▶ **Exercise directions**
Put each line of the entries below into a JSON list of strings, one string per line, with blank lines and pictures left out.

▶ **Stored data**

━━━━

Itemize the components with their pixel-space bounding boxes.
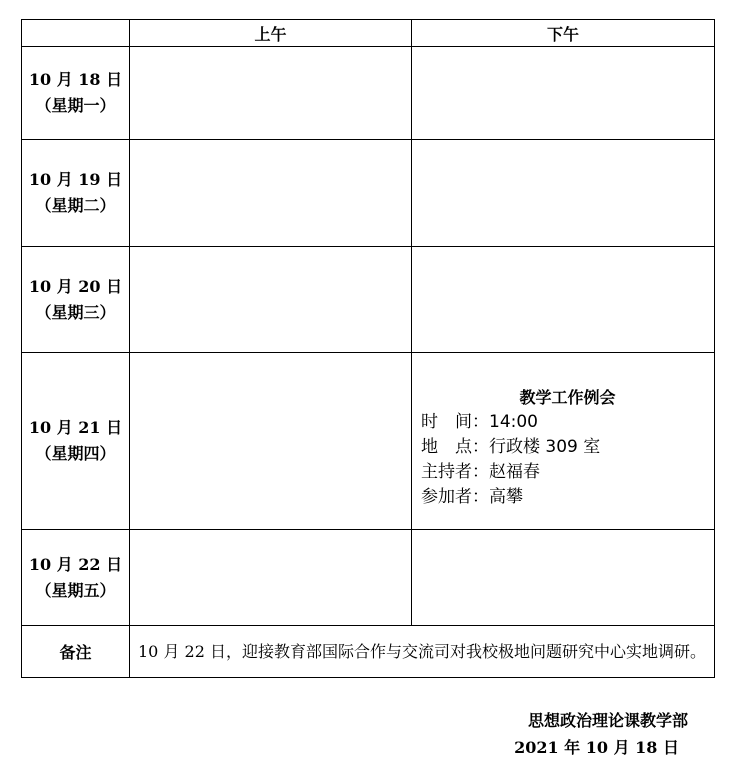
afternoon-cell — [412, 530, 715, 626]
date-cell — [22, 353, 130, 530]
header-blank-cell — [22, 20, 130, 47]
remarks-text: 10 月 22 日，迎接教育部国际合作与交流司对我校极地问题研究中心实地调研。 — [130, 626, 715, 678]
weekly-schedule-table — [21, 19, 715, 678]
afternoon-cell — [412, 47, 715, 140]
date-text: 10 月 18 日 — [28, 70, 123, 89]
remarks-label: 备注 — [22, 626, 130, 678]
morning-cell — [130, 47, 412, 140]
day-row-wed — [22, 247, 715, 353]
date-cell — [22, 47, 130, 140]
day-row-fri — [22, 530, 715, 626]
event-place: 地 点：行政楼 309 室 — [421, 437, 601, 457]
day-row-thu — [22, 353, 715, 530]
header-morning: 上午 — [130, 20, 412, 47]
weekday-text: （星期一） — [35, 96, 116, 115]
morning-cell — [130, 140, 412, 247]
header-row — [22, 20, 715, 47]
weekday-text: （星期三） — [35, 302, 116, 322]
date-cell — [22, 530, 130, 626]
footer-date: 2021 年 10 月 18 日 — [514, 738, 679, 757]
remarks-row — [22, 626, 715, 678]
header-afternoon: 下午 — [412, 20, 715, 47]
date-text: 10 月 22 日 — [28, 554, 123, 574]
morning-cell — [130, 353, 412, 530]
morning-cell — [130, 247, 412, 353]
weekday-text: （星期四） — [35, 444, 116, 463]
afternoon-event-cell — [412, 353, 715, 530]
date-cell — [22, 140, 130, 247]
morning-cell — [130, 530, 412, 626]
weekday-text: （星期二） — [35, 196, 116, 215]
date-cell — [22, 247, 130, 353]
day-row-mon — [22, 47, 715, 140]
date-text: 10 月 19 日 — [28, 170, 123, 189]
footer-department: 思想政治理论课教学部 — [527, 711, 688, 730]
day-row-tue — [22, 140, 715, 247]
event-title: 教学工作例会 — [519, 388, 616, 407]
event-attendee: 参加者：高攀 — [421, 487, 523, 507]
date-text: 10 月 20 日 — [28, 276, 123, 296]
event-host: 主持者：赵福春 — [421, 462, 540, 482]
date-text: 10 月 21 日 — [28, 418, 123, 437]
afternoon-cell — [412, 247, 715, 353]
weekday-text: （星期五） — [35, 580, 116, 600]
event-time: 时 间：14:00 — [421, 412, 538, 432]
afternoon-cell — [412, 140, 715, 247]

━━━━

▶ **Solution for this task**
[
  "Itemize the components with their pixel-space bounding boxes.",
  "afternoon-cell — [412, 530, 715, 626]",
  "date-cell — [22, 353, 130, 530]",
  "header-blank-cell — [22, 20, 130, 47]",
  "remarks-text: 10 月 22 日，迎接教育部国际合作与交流司对我校极地问题研究中心实地调研。 — [130, 626, 715, 678]",
  "weekly-schedule-table — [21, 19, 715, 678]",
  "afternoon-cell — [412, 47, 715, 140]",
  "date-text: 10 月 18 日 — [28, 70, 123, 89]",
  "remarks-label: 备注 — [22, 626, 130, 678]",
  "morning-cell — [130, 47, 412, 140]",
  "day-row-wed — [22, 247, 715, 353]",
  "date-cell — [22, 47, 130, 140]",
  "day-row-fri — [22, 530, 715, 626]",
  "event-place: 地 点：行政楼 309 室 — [421, 437, 601, 457]",
  "day-row-thu — [22, 353, 715, 530]",
  "header-morning: 上午 — [130, 20, 412, 47]",
  "weekday-text: （星期一） — [35, 96, 116, 115]",
  "morning-cell — [130, 140, 412, 247]",
  "header-row — [22, 20, 715, 47]",
  "weekday-text: （星期三） — [35, 302, 116, 322]",
  "date-cell — [22, 530, 130, 626]",
  "footer-date: 2021 年 10 月 18 日 — [514, 738, 679, 757]",
  "remarks-row — [22, 626, 715, 678]",
  "header-afternoon: 下午 — [412, 20, 715, 47]",
  "date-text: 10 月 22 日 — [28, 554, 123, 574]",
  "morning-cell — [130, 353, 412, 530]",
  "morning-cell — [130, 247, 412, 353]",
  "weekday-text: （星期四） — [35, 444, 116, 463]",
  "afternoon-event-cell — [412, 353, 715, 530]",
  "date-cell — [22, 140, 130, 247]",
  "morning-cell — [130, 530, 412, 626]",
  "weekday-text: （星期二） — [35, 196, 116, 215]",
  "date-cell — [22, 247, 130, 353]",
  "day-row-mon — [22, 47, 715, 140]",
  "date-text: 10 月 19 日 — [28, 170, 123, 189]",
  "footer-department: 思想政治理论课教学部 — [527, 711, 688, 730]",
  "day-row-tue — [22, 140, 715, 247]",
  "event-title: 教学工作例会 — [519, 388, 616, 407]",
  "event-attendee: 参加者：高攀 — [421, 487, 523, 507]",
  "date-text: 10 月 20 日 — [28, 276, 123, 296]",
  "event-host: 主持者：赵福春 — [421, 462, 540, 482]",
  "date-text: 10 月 21 日 — [28, 418, 123, 437]",
  "afternoon-cell — [412, 247, 715, 353]",
  "weekday-text: （星期五） — [35, 580, 116, 600]",
  "event-time: 时 间：14:00 — [421, 412, 538, 432]",
  "afternoon-cell — [412, 140, 715, 247]"
]